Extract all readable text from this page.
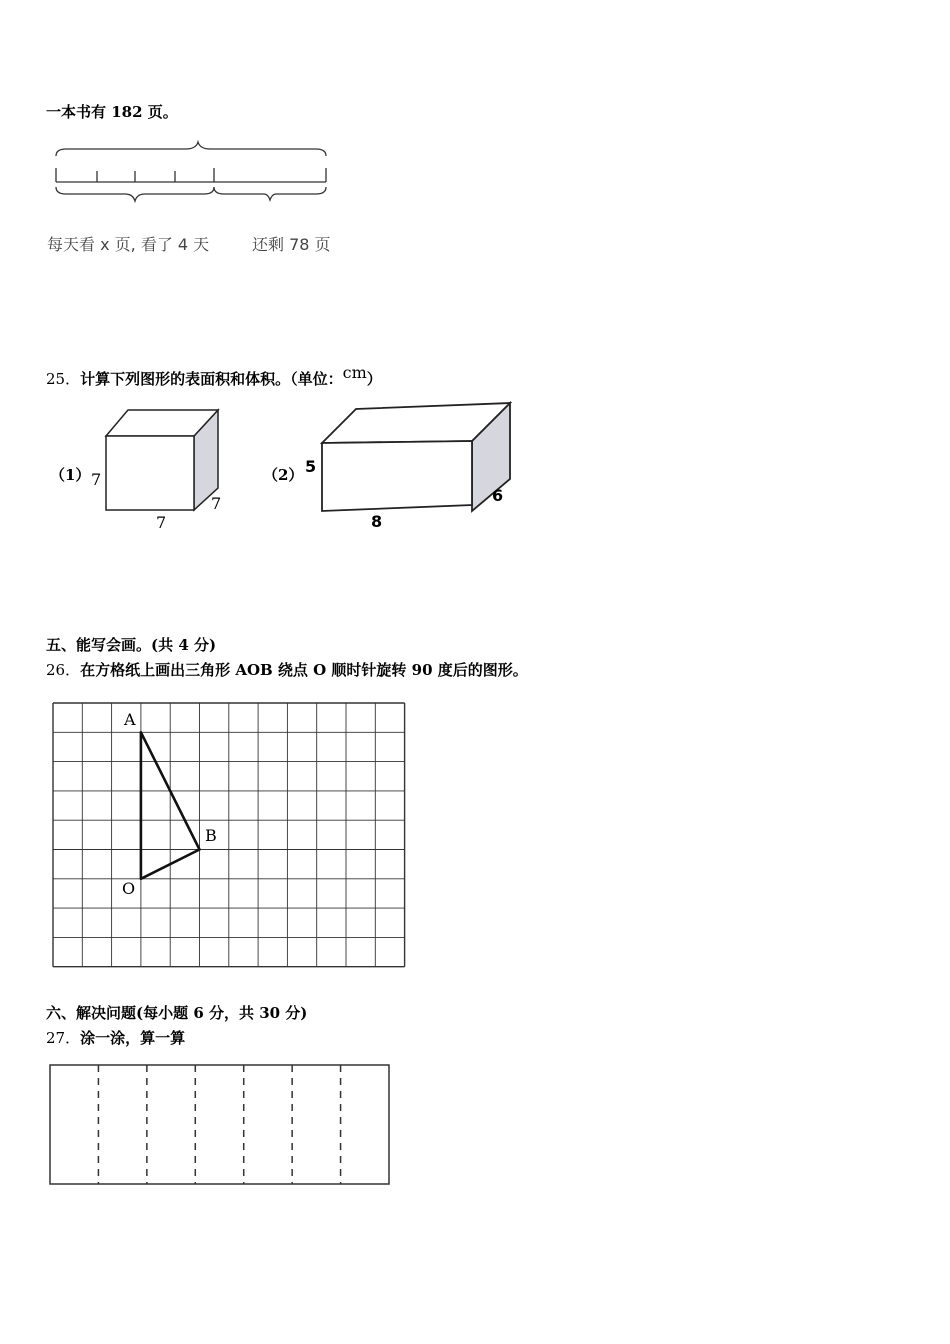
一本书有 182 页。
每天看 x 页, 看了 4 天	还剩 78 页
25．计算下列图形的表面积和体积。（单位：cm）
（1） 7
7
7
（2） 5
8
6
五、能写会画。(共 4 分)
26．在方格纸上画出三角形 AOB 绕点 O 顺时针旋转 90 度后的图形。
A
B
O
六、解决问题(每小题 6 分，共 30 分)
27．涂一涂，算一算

──────────

- Your task -
Using the data above, write out every line exactly, leaving the images behind.

- Exercise result -
Extract all readable text from this page.
一本书有 182 页。
每天看 x 页, 看了 4 天	还剩 78 页
25．计算下列图形的表面积和体积。（单位：cm）
（1） 7
7
7
（2） 5
8
6
五、能写会画。(共 4 分)
26．在方格纸上画出三角形 AOB 绕点 O 顺时针旋转 90 度后的图形。
A
B
O
六、解决问题(每小题 6 分，共 30 分)
27．涂一涂，算一算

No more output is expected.